■ **What is being asked**
Below are the records; locate each line with the word "kabel" and copy it.

■ **Input records**
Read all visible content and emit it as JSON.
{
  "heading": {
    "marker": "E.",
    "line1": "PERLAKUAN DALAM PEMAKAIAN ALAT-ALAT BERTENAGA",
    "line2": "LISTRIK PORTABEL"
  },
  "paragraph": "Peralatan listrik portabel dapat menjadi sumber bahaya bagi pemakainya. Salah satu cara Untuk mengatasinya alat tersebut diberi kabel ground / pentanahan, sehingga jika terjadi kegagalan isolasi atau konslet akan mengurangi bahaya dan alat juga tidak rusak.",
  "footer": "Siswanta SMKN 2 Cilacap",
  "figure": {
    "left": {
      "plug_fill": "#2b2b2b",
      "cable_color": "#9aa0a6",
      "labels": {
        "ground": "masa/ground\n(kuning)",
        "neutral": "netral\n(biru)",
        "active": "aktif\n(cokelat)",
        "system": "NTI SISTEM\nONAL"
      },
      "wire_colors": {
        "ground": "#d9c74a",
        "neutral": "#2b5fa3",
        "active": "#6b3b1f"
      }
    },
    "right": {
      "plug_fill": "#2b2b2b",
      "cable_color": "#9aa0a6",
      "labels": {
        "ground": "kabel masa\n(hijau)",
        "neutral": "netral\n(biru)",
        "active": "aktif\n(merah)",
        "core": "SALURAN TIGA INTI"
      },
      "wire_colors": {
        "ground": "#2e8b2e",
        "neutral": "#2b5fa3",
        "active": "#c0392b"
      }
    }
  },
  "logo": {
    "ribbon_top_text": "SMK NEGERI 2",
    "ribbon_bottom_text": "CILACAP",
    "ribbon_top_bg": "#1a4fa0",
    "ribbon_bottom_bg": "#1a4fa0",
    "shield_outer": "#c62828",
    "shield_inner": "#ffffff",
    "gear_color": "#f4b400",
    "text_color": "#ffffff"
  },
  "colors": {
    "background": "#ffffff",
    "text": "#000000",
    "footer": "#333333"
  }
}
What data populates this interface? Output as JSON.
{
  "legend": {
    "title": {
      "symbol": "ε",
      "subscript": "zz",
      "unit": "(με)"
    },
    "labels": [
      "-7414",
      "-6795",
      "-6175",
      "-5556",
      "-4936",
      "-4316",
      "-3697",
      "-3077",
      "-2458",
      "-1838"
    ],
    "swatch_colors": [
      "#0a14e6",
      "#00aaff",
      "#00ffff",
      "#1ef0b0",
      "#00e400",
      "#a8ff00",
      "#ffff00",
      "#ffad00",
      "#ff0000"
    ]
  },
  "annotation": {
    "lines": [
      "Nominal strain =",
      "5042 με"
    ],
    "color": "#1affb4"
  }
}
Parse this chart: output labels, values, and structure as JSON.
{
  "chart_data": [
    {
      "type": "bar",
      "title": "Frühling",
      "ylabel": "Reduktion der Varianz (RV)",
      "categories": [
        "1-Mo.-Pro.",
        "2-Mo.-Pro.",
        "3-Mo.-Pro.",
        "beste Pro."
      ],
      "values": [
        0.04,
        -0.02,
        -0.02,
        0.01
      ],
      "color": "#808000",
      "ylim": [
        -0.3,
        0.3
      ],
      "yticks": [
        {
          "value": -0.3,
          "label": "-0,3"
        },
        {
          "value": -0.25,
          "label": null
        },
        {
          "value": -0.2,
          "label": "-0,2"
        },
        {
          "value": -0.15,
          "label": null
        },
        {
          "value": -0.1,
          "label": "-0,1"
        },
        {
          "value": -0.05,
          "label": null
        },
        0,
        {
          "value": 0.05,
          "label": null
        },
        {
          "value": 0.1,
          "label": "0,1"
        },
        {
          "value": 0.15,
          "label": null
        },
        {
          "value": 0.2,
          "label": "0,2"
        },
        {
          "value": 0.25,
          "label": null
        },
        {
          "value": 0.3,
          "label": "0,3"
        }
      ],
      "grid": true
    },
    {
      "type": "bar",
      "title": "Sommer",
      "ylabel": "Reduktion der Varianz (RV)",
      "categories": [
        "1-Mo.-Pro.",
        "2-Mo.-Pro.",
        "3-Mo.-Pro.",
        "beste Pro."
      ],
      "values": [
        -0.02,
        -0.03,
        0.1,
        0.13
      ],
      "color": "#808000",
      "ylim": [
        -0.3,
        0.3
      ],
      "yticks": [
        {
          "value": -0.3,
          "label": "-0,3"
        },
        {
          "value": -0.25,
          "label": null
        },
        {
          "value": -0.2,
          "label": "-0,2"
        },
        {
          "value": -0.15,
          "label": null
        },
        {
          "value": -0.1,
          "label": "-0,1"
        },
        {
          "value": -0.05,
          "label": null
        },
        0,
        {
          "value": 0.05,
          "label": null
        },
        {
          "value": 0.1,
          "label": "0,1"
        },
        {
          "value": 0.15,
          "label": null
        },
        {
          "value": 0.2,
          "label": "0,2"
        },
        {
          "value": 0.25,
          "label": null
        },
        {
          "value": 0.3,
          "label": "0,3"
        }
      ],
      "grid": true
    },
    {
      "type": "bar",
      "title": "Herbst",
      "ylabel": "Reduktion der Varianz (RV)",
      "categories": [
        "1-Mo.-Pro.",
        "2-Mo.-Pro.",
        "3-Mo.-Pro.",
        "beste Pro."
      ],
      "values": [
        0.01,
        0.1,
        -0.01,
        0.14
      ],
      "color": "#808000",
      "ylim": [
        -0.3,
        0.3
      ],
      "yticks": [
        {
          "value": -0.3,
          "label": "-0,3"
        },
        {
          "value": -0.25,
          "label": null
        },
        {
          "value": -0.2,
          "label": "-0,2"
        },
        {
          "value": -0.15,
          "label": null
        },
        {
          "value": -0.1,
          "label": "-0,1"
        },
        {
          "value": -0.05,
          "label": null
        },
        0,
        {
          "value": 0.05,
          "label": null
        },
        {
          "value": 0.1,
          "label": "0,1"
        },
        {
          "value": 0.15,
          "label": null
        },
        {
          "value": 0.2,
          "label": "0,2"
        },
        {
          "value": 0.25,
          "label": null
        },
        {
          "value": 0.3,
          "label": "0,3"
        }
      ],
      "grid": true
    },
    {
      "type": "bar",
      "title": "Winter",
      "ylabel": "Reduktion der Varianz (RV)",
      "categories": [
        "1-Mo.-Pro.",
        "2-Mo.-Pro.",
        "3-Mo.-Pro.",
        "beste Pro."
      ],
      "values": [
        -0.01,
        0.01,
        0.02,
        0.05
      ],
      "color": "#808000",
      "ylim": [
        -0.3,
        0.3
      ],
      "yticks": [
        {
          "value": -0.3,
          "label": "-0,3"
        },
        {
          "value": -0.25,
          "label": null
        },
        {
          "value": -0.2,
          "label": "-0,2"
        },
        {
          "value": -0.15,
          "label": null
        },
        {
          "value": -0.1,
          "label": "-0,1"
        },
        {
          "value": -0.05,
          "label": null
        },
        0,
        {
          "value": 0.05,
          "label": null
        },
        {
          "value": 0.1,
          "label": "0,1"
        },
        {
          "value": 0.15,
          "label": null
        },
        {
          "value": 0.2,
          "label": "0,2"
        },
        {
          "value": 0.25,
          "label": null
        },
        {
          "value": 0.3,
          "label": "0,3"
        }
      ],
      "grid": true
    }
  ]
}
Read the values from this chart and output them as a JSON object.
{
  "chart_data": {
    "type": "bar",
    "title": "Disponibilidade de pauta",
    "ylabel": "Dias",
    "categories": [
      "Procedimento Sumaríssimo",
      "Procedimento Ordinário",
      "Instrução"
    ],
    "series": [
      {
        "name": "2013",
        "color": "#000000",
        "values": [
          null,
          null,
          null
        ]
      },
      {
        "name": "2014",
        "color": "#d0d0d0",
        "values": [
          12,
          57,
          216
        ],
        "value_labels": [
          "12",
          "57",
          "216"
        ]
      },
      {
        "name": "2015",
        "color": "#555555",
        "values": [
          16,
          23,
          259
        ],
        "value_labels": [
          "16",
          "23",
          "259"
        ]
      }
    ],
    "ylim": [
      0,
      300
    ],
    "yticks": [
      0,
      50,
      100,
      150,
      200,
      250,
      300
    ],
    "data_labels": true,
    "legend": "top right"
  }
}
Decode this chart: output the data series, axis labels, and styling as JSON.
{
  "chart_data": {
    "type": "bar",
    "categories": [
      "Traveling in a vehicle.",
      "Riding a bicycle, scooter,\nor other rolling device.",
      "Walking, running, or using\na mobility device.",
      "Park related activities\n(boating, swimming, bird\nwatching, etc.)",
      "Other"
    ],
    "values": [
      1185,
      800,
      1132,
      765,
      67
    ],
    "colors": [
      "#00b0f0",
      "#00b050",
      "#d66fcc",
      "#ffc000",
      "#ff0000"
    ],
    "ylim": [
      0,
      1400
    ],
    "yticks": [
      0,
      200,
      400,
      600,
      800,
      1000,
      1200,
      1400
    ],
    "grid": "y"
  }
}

■ **The result**
  "paragraph": "Peralatan listrik portabel dapat menjadi sumber bahaya bagi pemakainya. Salah satu cara Untuk mengatasinya alat tersebut diberi kabel ground / pentanahan, sehingga jika terjadi kegagalan isolasi atau konslet akan mengurangi bahaya dan alat juga tidak rusak.",
        "ground": "kabel masa\n(hijau)",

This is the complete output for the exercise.